-- INSTRUCTION --
Starting from the line containing "Transcribe the text in this document.", give again every line through the end of the entries, word for word. Pictures stay out of the copy.

-- DATA LINES --
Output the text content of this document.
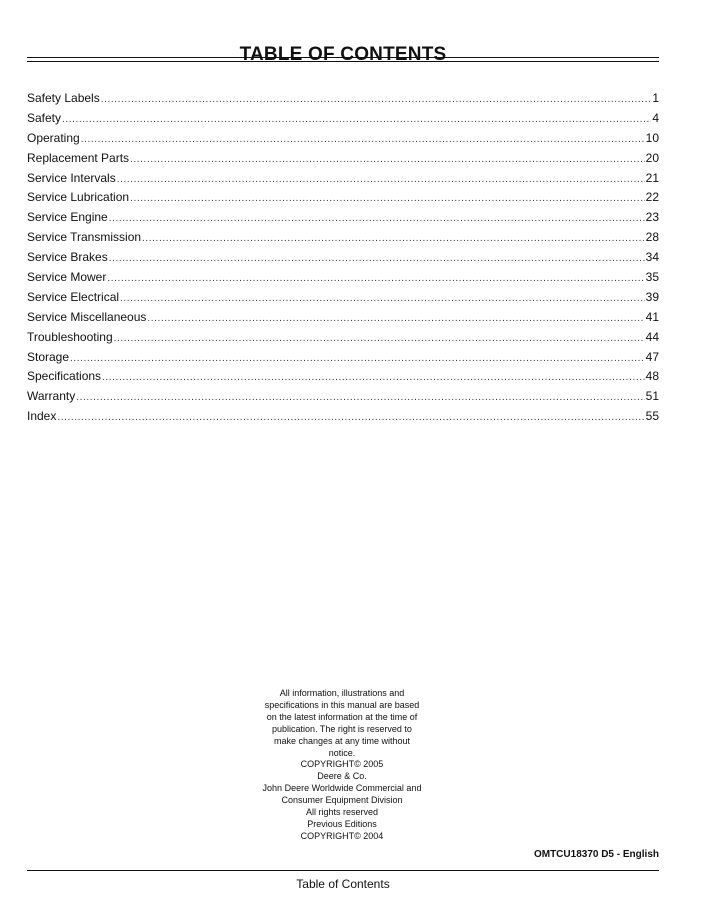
TABLE OF CONTENTS
Safety Labels .....	1
Safety .....	4
Operating .....	10
Replacement Parts .....	20
Service Intervals .....	21
Service Lubrication .....	22
Service Engine .....	23
Service Transmission .....	28
Service Brakes .....	34
Service Mower .....	35
Service Electrical .....	39
Service Miscellaneous .....	41
Troubleshooting .....	44
Storage .....	47
Specifications .....	48
Warranty .....	51
Index .....	55
All information, illustrations and
specifications in this manual are based
on the latest information at the time of
publication. The right is reserved to
make changes at any time without
notice.
COPYRIGHT© 2005
Deere & Co.
John Deere Worldwide Commercial and
Consumer Equipment Division
All rights reserved
Previous Editions
COPYRIGHT© 2004
OMTCU18370 D5 - English
Table of Contents
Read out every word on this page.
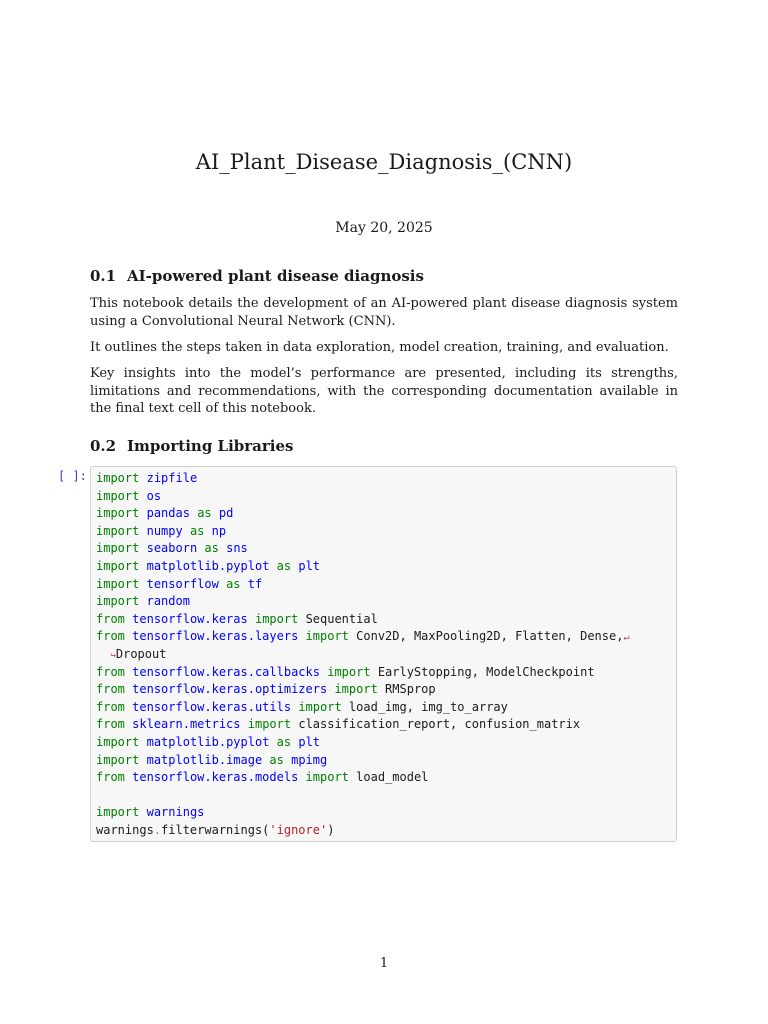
AI_Plant_Disease_Diagnosis_(CNN)
May 20, 2025
0.1 AI-powered plant disease diagnosis

This notebook details the development of an AI-powered plant disease diagnosis system using a Convolutional Neural Network (CNN).

It outlines the steps taken in data exploration, model creation, training, and evaluation.

Key insights into the model’s performance are presented, including its strengths, limitations and recommendations, with the corresponding documentation available in the final text cell of this notebook.

0.2 Importing Libraries
[ ]: import zipfile
import os
import pandas as pd
import numpy as np
import seaborn as sns
import matplotlib.pyplot as plt
import tensorflow as tf
import random
from tensorflow.keras import Sequential
from tensorflow.keras.layers import Conv2D, MaxPooling2D, Flatten, Dense,↵
↪Dropout
from tensorflow.keras.callbacks import EarlyStopping, ModelCheckpoint
from tensorflow.keras.optimizers import RMSprop
from tensorflow.keras.utils import load_img, img_to_array
from sklearn.metrics import classification_report, confusion_matrix
import matplotlib.pyplot as plt
import matplotlib.image as mpimg
from tensorflow.keras.models import load_model
import warnings
warnings.filterwarnings('ignore')
1
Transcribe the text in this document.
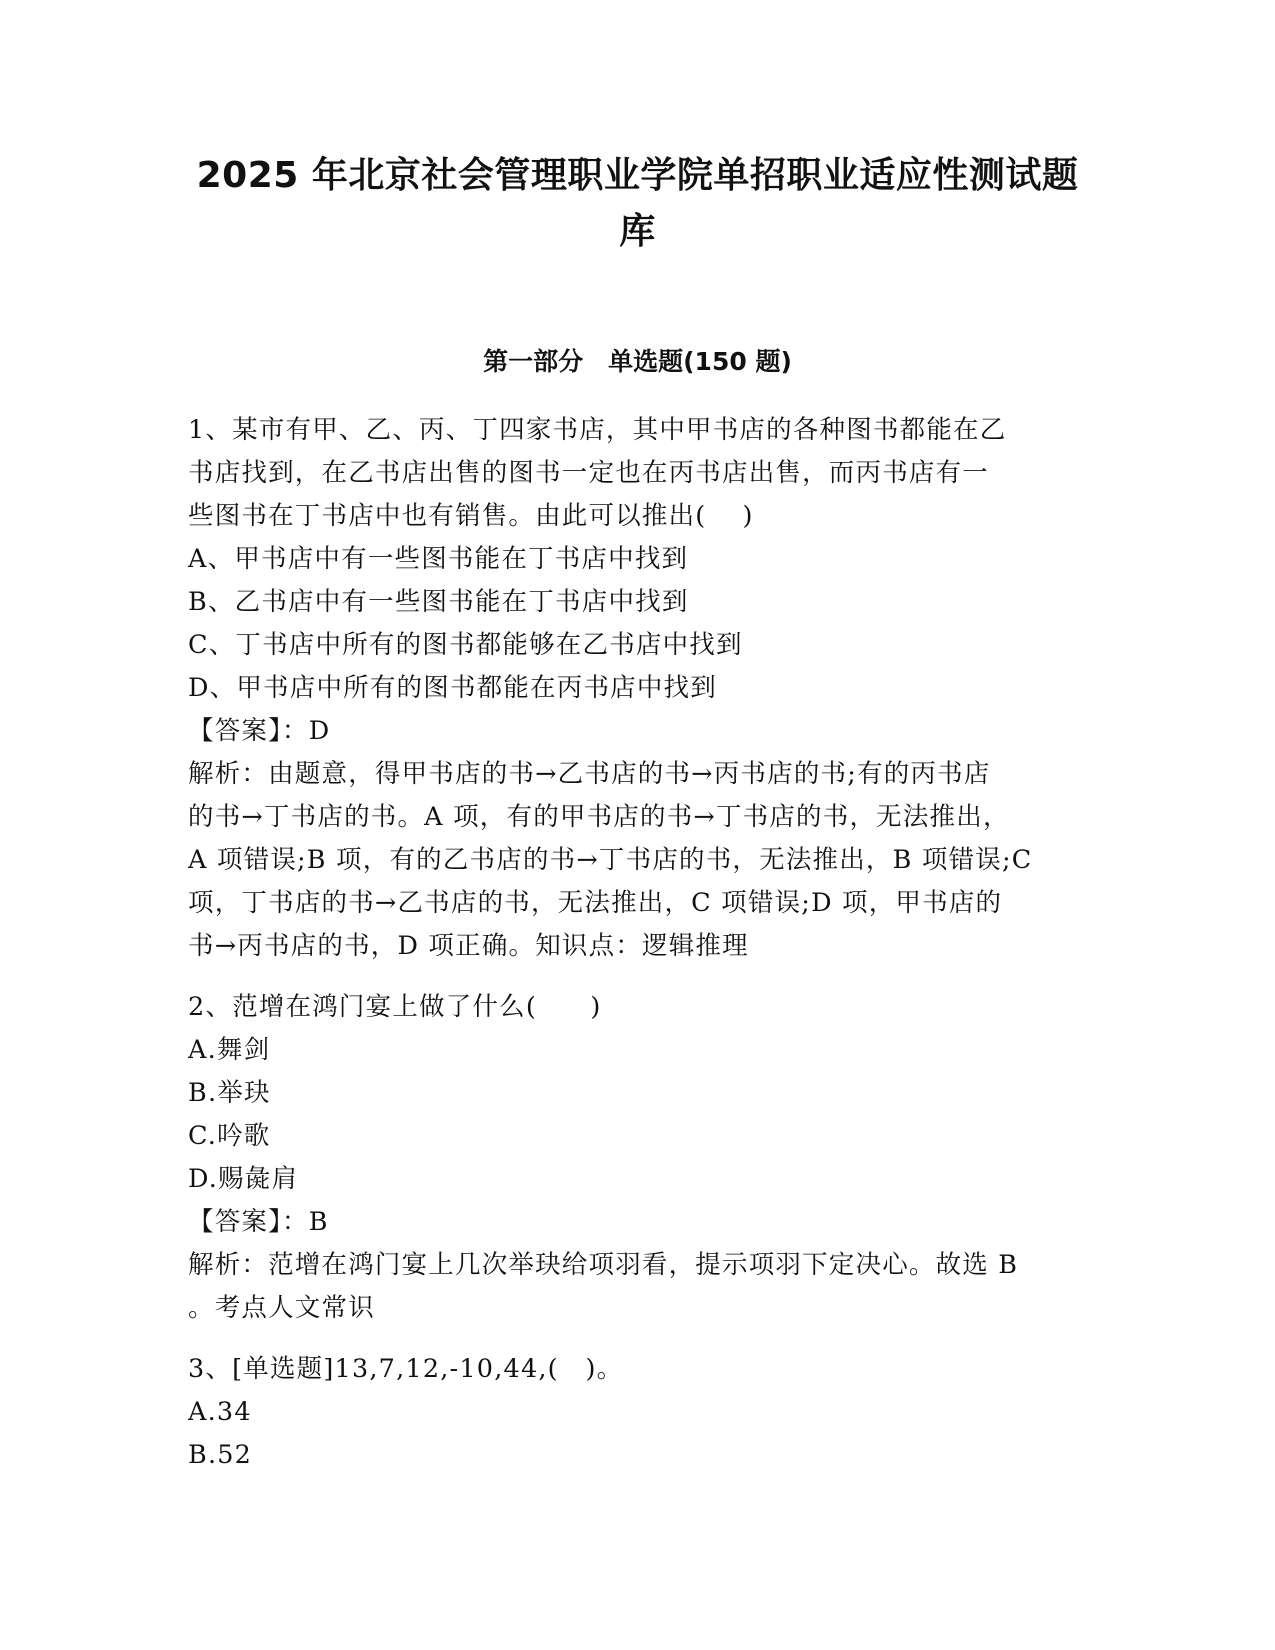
2025 年北京社会管理职业学院单招职业适应性测试题
库
第一部分　单选题(150 题)
1、某市有甲、乙、丙、丁四家书店，其中甲书店的各种图书都能在乙
书店找到，在乙书店出售的图书一定也在丙书店出售，而丙书店有一
些图书在丁书店中也有销售。由此可以推出(　 )
A、甲书店中有一些图书能在丁书店中找到
B、乙书店中有一些图书能在丁书店中找到
C、丁书店中所有的图书都能够在乙书店中找到
D、甲书店中所有的图书都能在丙书店中找到
【答案】：D
解析：由题意，得甲书店的书→乙书店的书→丙书店的书;有的丙书店
的书→丁书店的书。A 项，有的甲书店的书→丁书店的书，无法推出，
A 项错误;B 项，有的乙书店的书→丁书店的书，无法推出，B 项错误;C
项，丁书店的书→乙书店的书，无法推出，C 项错误;D 项，甲书店的
书→丙书店的书，D 项正确。知识点：逻辑推理
2、范增在鸿门宴上做了什么(　　)
A.舞剑
B.举玦
C.吟歌
D.赐彘肩
【答案】：B
解析：范增在鸿门宴上几次举玦给项羽看，提示项羽下定决心。故选 B
。考点人文常识
3、[单选题]13,7,12,-10,44,(　)。
A.34
B.52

-- RESPONSE TO THE TASK --
Transcribe the text in this document.
2025 年北京社会管理职业学院单招职业适应性测试题
库
第一部分　单选题(150 题)
1、某市有甲、乙、丙、丁四家书店，其中甲书店的各种图书都能在乙
书店找到，在乙书店出售的图书一定也在丙书店出售，而丙书店有一
些图书在丁书店中也有销售。由此可以推出(　 )
A、甲书店中有一些图书能在丁书店中找到
B、乙书店中有一些图书能在丁书店中找到
C、丁书店中所有的图书都能够在乙书店中找到
D、甲书店中所有的图书都能在丙书店中找到
【答案】：D
解析：由题意，得甲书店的书→乙书店的书→丙书店的书;有的丙书店
的书→丁书店的书。A 项，有的甲书店的书→丁书店的书，无法推出，
A 项错误;B 项，有的乙书店的书→丁书店的书，无法推出，B 项错误;C
项，丁书店的书→乙书店的书，无法推出，C 项错误;D 项，甲书店的
书→丙书店的书，D 项正确。知识点：逻辑推理
2、范增在鸿门宴上做了什么(　　)
A.舞剑
B.举玦
C.吟歌
D.赐彘肩
【答案】：B
解析：范增在鸿门宴上几次举玦给项羽看，提示项羽下定决心。故选 B
。考点人文常识
3、[单选题]13,7,12,-10,44,(　)。
A.34
B.52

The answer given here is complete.